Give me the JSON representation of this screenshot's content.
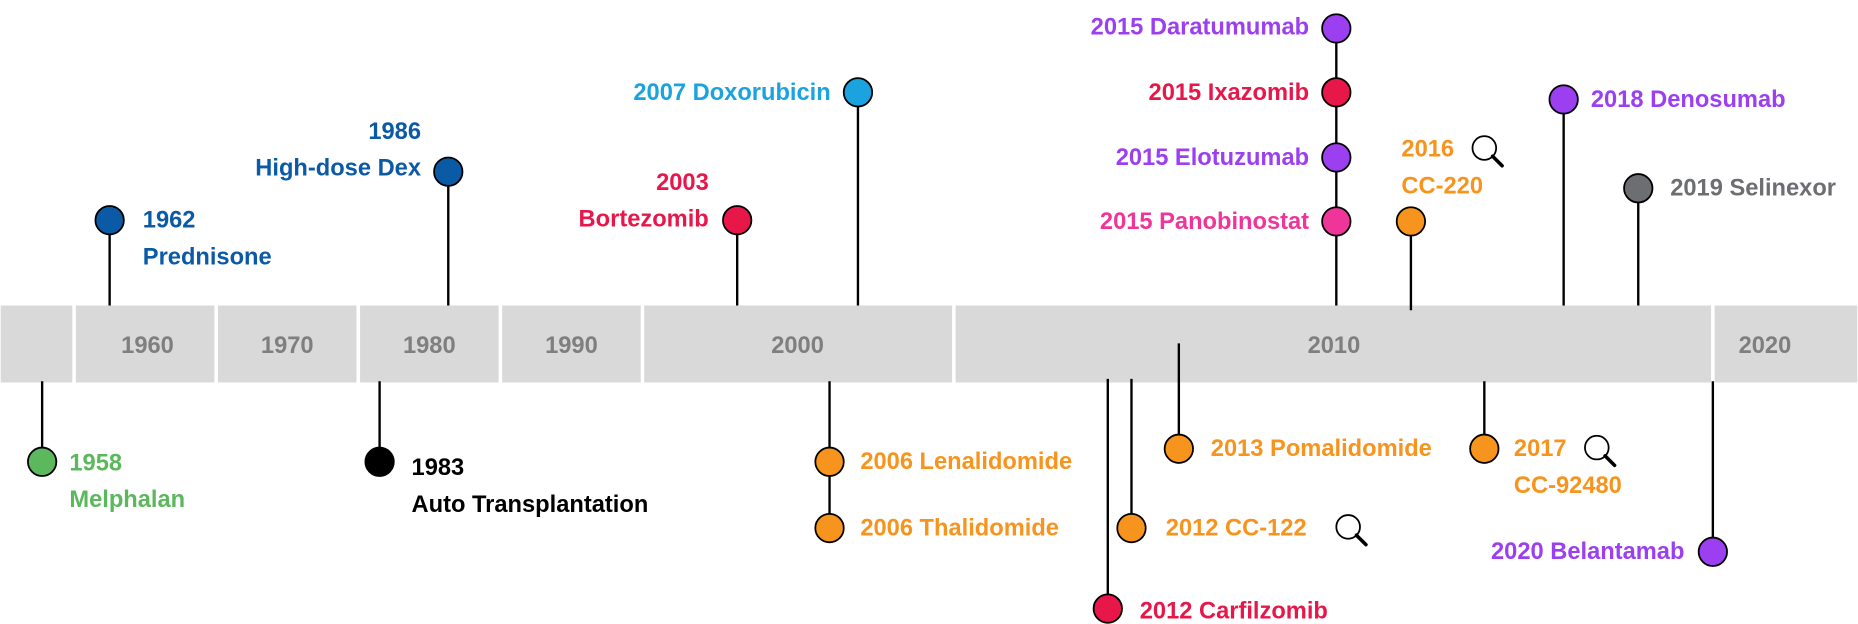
{
  "decades": [
    "1960",
    "1970",
    "1980",
    "1990",
    "2000",
    "2010",
    "2020"
  ],
  "events": [
    {
      "lines": [
        "1958",
        "Melphalan"
      ],
      "color": "#5cb85c"
    },
    {
      "lines": [
        "1962",
        "Prednisone"
      ],
      "color": "#0b5aa6"
    },
    {
      "lines": [
        "1983",
        "Auto Transplantation"
      ],
      "color": "#000000"
    },
    {
      "lines": [
        "1986",
        "High-dose Dex"
      ],
      "color": "#0b5aa6"
    },
    {
      "lines": [
        "2003",
        "Bortezomib"
      ],
      "color": "#e8174a"
    },
    {
      "lines": [
        "2007 Doxorubicin"
      ],
      "color": "#1ba3e0"
    },
    {
      "lines": [
        "2006 Lenalidomide"
      ],
      "color": "#f7941d"
    },
    {
      "lines": [
        "2006 Thalidomide"
      ],
      "color": "#f7941d"
    },
    {
      "lines": [
        "2012 Carfilzomib"
      ],
      "color": "#e8174a"
    },
    {
      "lines": [
        "2012 CC-122"
      ],
      "color": "#f7941d"
    },
    {
      "lines": [
        "2013 Pomalidomide"
      ],
      "color": "#f7941d"
    },
    {
      "lines": [
        "2015 Daratumumab"
      ],
      "color": "#9b3ff0"
    },
    {
      "lines": [
        "2015 Ixazomib"
      ],
      "color": "#e8174a"
    },
    {
      "lines": [
        "2015 Elotuzumab"
      ],
      "color": "#9b3ff0"
    },
    {
      "lines": [
        "2015 Panobinostat"
      ],
      "color": "#f0359a"
    },
    {
      "lines": [
        "2016",
        "CC-220"
      ],
      "color": "#f7941d"
    },
    {
      "lines": [
        "2017",
        "CC-92480"
      ],
      "color": "#f7941d"
    },
    {
      "lines": [
        "2018 Denosumab"
      ],
      "color": "#9b3ff0"
    },
    {
      "lines": [
        "2019 Selinexor"
      ],
      "color": "#6d6e71"
    },
    {
      "lines": [
        "2020 Belantamab"
      ],
      "color": "#9b3ff0"
    }
  ]
}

=== TASK PROMPT ===
Each entry above is to be written out again unchanged, apart from the pictures, which are left out.

=== RESULT OF THE EXERCISE ===
Give me the JSON representation of this screenshot's content.
{
  "decades": [
    "1960",
    "1970",
    "1980",
    "1990",
    "2000",
    "2010",
    "2020"
  ],
  "events": [
    {
      "lines": [
        "1958",
        "Melphalan"
      ],
      "color": "#5cb85c"
    },
    {
      "lines": [
        "1962",
        "Prednisone"
      ],
      "color": "#0b5aa6"
    },
    {
      "lines": [
        "1983",
        "Auto Transplantation"
      ],
      "color": "#000000"
    },
    {
      "lines": [
        "1986",
        "High-dose Dex"
      ],
      "color": "#0b5aa6"
    },
    {
      "lines": [
        "2003",
        "Bortezomib"
      ],
      "color": "#e8174a"
    },
    {
      "lines": [
        "2007 Doxorubicin"
      ],
      "color": "#1ba3e0"
    },
    {
      "lines": [
        "2006 Lenalidomide"
      ],
      "color": "#f7941d"
    },
    {
      "lines": [
        "2006 Thalidomide"
      ],
      "color": "#f7941d"
    },
    {
      "lines": [
        "2012 Carfilzomib"
      ],
      "color": "#e8174a"
    },
    {
      "lines": [
        "2012 CC-122"
      ],
      "color": "#f7941d"
    },
    {
      "lines": [
        "2013 Pomalidomide"
      ],
      "color": "#f7941d"
    },
    {
      "lines": [
        "2015 Daratumumab"
      ],
      "color": "#9b3ff0"
    },
    {
      "lines": [
        "2015 Ixazomib"
      ],
      "color": "#e8174a"
    },
    {
      "lines": [
        "2015 Elotuzumab"
      ],
      "color": "#9b3ff0"
    },
    {
      "lines": [
        "2015 Panobinostat"
      ],
      "color": "#f0359a"
    },
    {
      "lines": [
        "2016",
        "CC-220"
      ],
      "color": "#f7941d"
    },
    {
      "lines": [
        "2017",
        "CC-92480"
      ],
      "color": "#f7941d"
    },
    {
      "lines": [
        "2018 Denosumab"
      ],
      "color": "#9b3ff0"
    },
    {
      "lines": [
        "2019 Selinexor"
      ],
      "color": "#6d6e71"
    },
    {
      "lines": [
        "2020 Belantamab"
      ],
      "color": "#9b3ff0"
    }
  ]
}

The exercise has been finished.